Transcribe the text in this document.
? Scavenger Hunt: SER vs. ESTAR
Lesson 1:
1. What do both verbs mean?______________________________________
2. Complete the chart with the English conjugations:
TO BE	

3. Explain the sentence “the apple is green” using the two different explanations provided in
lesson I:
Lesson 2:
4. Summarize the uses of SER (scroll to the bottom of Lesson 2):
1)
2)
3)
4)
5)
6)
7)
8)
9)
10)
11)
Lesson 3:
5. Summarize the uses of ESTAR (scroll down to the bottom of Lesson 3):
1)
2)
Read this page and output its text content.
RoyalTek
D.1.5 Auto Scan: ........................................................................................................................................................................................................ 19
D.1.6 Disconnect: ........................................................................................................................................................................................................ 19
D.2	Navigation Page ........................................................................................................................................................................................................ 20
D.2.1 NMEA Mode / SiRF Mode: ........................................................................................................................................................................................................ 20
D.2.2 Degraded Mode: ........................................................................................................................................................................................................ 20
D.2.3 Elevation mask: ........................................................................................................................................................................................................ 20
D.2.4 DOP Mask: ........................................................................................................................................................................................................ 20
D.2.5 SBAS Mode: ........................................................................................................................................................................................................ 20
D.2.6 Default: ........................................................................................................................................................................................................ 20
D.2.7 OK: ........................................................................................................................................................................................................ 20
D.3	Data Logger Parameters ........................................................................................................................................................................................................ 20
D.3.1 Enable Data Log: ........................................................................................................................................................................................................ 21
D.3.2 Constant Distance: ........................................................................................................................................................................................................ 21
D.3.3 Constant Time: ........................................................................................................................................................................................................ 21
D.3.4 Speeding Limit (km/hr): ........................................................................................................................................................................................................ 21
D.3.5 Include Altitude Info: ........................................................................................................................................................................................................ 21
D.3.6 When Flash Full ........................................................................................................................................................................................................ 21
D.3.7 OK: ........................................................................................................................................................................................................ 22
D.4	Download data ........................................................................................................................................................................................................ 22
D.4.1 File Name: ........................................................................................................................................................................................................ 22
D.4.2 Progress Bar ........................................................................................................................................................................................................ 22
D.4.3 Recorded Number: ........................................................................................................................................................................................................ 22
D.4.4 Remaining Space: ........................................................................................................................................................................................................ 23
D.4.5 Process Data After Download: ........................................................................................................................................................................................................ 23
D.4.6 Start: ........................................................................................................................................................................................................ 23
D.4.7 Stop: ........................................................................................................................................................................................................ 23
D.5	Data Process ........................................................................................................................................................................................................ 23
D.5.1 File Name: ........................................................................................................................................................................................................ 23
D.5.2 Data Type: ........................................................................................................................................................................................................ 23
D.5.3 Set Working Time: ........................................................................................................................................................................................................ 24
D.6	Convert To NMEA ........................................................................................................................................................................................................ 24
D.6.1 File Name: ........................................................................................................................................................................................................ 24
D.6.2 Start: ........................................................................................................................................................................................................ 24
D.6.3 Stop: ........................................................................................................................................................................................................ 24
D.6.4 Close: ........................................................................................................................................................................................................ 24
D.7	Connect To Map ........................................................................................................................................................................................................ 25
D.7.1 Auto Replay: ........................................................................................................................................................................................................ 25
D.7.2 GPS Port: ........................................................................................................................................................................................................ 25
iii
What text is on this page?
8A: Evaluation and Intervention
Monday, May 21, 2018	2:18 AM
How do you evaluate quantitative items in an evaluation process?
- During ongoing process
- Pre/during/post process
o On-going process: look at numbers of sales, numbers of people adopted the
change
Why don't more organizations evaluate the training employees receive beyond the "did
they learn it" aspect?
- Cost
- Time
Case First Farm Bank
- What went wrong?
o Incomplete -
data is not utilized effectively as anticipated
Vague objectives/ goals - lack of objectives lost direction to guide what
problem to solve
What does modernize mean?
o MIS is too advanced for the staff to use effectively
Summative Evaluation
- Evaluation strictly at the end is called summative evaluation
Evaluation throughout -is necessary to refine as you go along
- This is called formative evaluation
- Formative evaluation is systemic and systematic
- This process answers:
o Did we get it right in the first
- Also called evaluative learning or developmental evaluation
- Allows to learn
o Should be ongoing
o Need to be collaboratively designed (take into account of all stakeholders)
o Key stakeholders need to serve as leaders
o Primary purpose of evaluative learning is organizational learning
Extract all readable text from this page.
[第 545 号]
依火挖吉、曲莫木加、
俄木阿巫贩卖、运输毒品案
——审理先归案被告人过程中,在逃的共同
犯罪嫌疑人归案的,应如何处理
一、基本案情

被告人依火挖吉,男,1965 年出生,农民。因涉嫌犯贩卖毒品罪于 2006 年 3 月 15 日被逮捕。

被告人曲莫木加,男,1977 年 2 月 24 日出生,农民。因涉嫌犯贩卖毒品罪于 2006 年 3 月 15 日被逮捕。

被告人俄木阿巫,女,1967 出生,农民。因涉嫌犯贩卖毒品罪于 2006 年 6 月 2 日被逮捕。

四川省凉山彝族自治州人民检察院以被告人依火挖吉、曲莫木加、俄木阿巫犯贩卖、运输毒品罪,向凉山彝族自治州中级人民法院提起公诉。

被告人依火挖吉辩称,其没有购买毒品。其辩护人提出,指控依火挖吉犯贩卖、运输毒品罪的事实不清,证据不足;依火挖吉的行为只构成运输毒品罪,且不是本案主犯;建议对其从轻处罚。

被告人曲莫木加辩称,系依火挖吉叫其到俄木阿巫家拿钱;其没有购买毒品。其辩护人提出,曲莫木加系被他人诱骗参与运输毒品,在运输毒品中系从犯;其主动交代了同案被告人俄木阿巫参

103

──────────

Objective:
All of the data shown above must be copied exactly.

Final result:
Transcribe the text in this document.
? Scavenger Hunt: SER vs. ESTAR
Lesson 1:
1. What do both verbs mean?______________________________________
2. Complete the chart with the English conjugations:
TO BE	

3. Explain the sentence “the apple is green” using the two different explanations provided in
lesson I:
Lesson 2:
4. Summarize the uses of SER (scroll to the bottom of Lesson 2):
1)
2)
3)
4)
5)
6)
7)
8)
9)
10)
11)
Lesson 3:
5. Summarize the uses of ESTAR (scroll down to the bottom of Lesson 3):
1)
2)
Read this page and output its text content.
RoyalTek
D.1.5 Auto Scan: ........................................................................................................................................................................................................ 19
D.1.6 Disconnect: ........................................................................................................................................................................................................ 19
D.2	Navigation Page ........................................................................................................................................................................................................ 20
D.2.1 NMEA Mode / SiRF Mode: ........................................................................................................................................................................................................ 20
D.2.2 Degraded Mode: ........................................................................................................................................................................................................ 20
D.2.3 Elevation mask: ........................................................................................................................................................................................................ 20
D.2.4 DOP Mask: ........................................................................................................................................................................................................ 20
D.2.5 SBAS Mode: ........................................................................................................................................................................................................ 20
D.2.6 Default: ........................................................................................................................................................................................................ 20
D.2.7 OK: ........................................................................................................................................................................................................ 20
D.3	Data Logger Parameters ........................................................................................................................................................................................................ 20
D.3.1 Enable Data Log: ........................................................................................................................................................................................................ 21
D.3.2 Constant Distance: ........................................................................................................................................................................................................ 21
D.3.3 Constant Time: ........................................................................................................................................................................................................ 21
D.3.4 Speeding Limit (km/hr): ........................................................................................................................................................................................................ 21
D.3.5 Include Altitude Info: ........................................................................................................................................................................................................ 21
D.3.6 When Flash Full ........................................................................................................................................................................................................ 21
D.3.7 OK: ........................................................................................................................................................................................................ 22
D.4	Download data ........................................................................................................................................................................................................ 22
D.4.1 File Name: ........................................................................................................................................................................................................ 22
D.4.2 Progress Bar ........................................................................................................................................................................................................ 22
D.4.3 Recorded Number: ........................................................................................................................................................................................................ 22
D.4.4 Remaining Space: ........................................................................................................................................................................................................ 23
D.4.5 Process Data After Download: ........................................................................................................................................................................................................ 23
D.4.6 Start: ........................................................................................................................................................................................................ 23
D.4.7 Stop: ........................................................................................................................................................................................................ 23
D.5	Data Process ........................................................................................................................................................................................................ 23
D.5.1 File Name: ........................................................................................................................................................................................................ 23
D.5.2 Data Type: ........................................................................................................................................................................................................ 23
D.5.3 Set Working Time: ........................................................................................................................................................................................................ 24
D.6	Convert To NMEA ........................................................................................................................................................................................................ 24
D.6.1 File Name: ........................................................................................................................................................................................................ 24
D.6.2 Start: ........................................................................................................................................................................................................ 24
D.6.3 Stop: ........................................................................................................................................................................................................ 24
D.6.4 Close: ........................................................................................................................................................................................................ 24
D.7	Connect To Map ........................................................................................................................................................................................................ 25
D.7.1 Auto Replay: ........................................................................................................................................................................................................ 25
D.7.2 GPS Port: ........................................................................................................................................................................................................ 25
iii
What text is on this page?
8A: Evaluation and Intervention
Monday, May 21, 2018	2:18 AM
How do you evaluate quantitative items in an evaluation process?
- During ongoing process
- Pre/during/post process
o On-going process: look at numbers of sales, numbers of people adopted the
change
Why don't more organizations evaluate the training employees receive beyond the "did
they learn it" aspect?
- Cost
- Time
Case First Farm Bank
- What went wrong?
o Incomplete -
data is not utilized effectively as anticipated
Vague objectives/ goals - lack of objectives lost direction to guide what
problem to solve
What does modernize mean?
o MIS is too advanced for the staff to use effectively
Summative Evaluation
- Evaluation strictly at the end is called summative evaluation
Evaluation throughout -is necessary to refine as you go along
- This is called formative evaluation
- Formative evaluation is systemic and systematic
- This process answers:
o Did we get it right in the first
- Also called evaluative learning or developmental evaluation
- Allows to learn
o Should be ongoing
o Need to be collaboratively designed (take into account of all stakeholders)
o Key stakeholders need to serve as leaders
o Primary purpose of evaluative learning is organizational learning
Extract all readable text from this page.
[第 545 号]
依火挖吉、曲莫木加、
俄木阿巫贩卖、运输毒品案
——审理先归案被告人过程中,在逃的共同
犯罪嫌疑人归案的,应如何处理
一、基本案情

被告人依火挖吉,男,1965 年出生,农民。因涉嫌犯贩卖毒品罪于 2006 年 3 月 15 日被逮捕。

被告人曲莫木加,男,1977 年 2 月 24 日出生,农民。因涉嫌犯贩卖毒品罪于 2006 年 3 月 15 日被逮捕。

被告人俄木阿巫,女,1967 出生,农民。因涉嫌犯贩卖毒品罪于 2006 年 6 月 2 日被逮捕。

四川省凉山彝族自治州人民检察院以被告人依火挖吉、曲莫木加、俄木阿巫犯贩卖、运输毒品罪,向凉山彝族自治州中级人民法院提起公诉。

被告人依火挖吉辩称,其没有购买毒品。其辩护人提出,指控依火挖吉犯贩卖、运输毒品罪的事实不清,证据不足;依火挖吉的行为只构成运输毒品罪,且不是本案主犯;建议对其从轻处罚。

被告人曲莫木加辩称,系依火挖吉叫其到俄木阿巫家拿钱;其没有购买毒品。其辩护人提出,曲莫木加系被他人诱骗参与运输毒品,在运输毒品中系从犯;其主动交代了同案被告人俄木阿巫参

103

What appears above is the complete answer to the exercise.